**Aim**:
Search the data below for the string "Meeting". Extract every line that contains it.

━━━ Input ━━━

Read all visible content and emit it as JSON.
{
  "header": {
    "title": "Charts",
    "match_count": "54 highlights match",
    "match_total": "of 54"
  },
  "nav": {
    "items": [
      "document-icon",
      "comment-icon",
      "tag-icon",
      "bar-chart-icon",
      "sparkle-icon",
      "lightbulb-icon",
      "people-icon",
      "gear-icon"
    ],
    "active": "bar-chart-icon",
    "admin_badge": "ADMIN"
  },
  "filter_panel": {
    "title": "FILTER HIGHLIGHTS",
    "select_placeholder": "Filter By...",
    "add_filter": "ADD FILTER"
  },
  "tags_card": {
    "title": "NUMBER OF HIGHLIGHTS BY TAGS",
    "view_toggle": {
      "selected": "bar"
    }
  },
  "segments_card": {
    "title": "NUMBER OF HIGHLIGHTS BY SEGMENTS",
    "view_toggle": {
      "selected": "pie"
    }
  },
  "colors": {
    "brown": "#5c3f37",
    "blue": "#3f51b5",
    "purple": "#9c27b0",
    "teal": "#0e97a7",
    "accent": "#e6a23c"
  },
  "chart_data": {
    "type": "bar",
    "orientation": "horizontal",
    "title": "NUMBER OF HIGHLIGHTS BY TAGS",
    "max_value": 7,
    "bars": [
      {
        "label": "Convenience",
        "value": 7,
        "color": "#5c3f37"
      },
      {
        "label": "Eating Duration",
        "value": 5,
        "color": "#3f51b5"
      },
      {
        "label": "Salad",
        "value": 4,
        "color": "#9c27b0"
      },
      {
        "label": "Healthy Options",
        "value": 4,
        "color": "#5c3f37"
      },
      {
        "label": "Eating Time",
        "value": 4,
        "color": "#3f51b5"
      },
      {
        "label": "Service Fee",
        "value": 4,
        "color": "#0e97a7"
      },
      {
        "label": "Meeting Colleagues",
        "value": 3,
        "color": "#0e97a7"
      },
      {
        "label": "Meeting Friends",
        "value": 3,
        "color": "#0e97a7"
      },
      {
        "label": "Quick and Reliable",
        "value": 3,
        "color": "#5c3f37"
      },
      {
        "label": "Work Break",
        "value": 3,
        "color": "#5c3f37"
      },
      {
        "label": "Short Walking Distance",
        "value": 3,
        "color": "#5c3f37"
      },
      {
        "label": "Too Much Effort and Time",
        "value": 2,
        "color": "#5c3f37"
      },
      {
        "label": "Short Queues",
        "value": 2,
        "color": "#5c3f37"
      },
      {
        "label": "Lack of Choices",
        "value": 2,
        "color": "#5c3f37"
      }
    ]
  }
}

━━━

**Result of this task**:
        "label": "Meeting Colleagues",
        "label": "Meeting Friends",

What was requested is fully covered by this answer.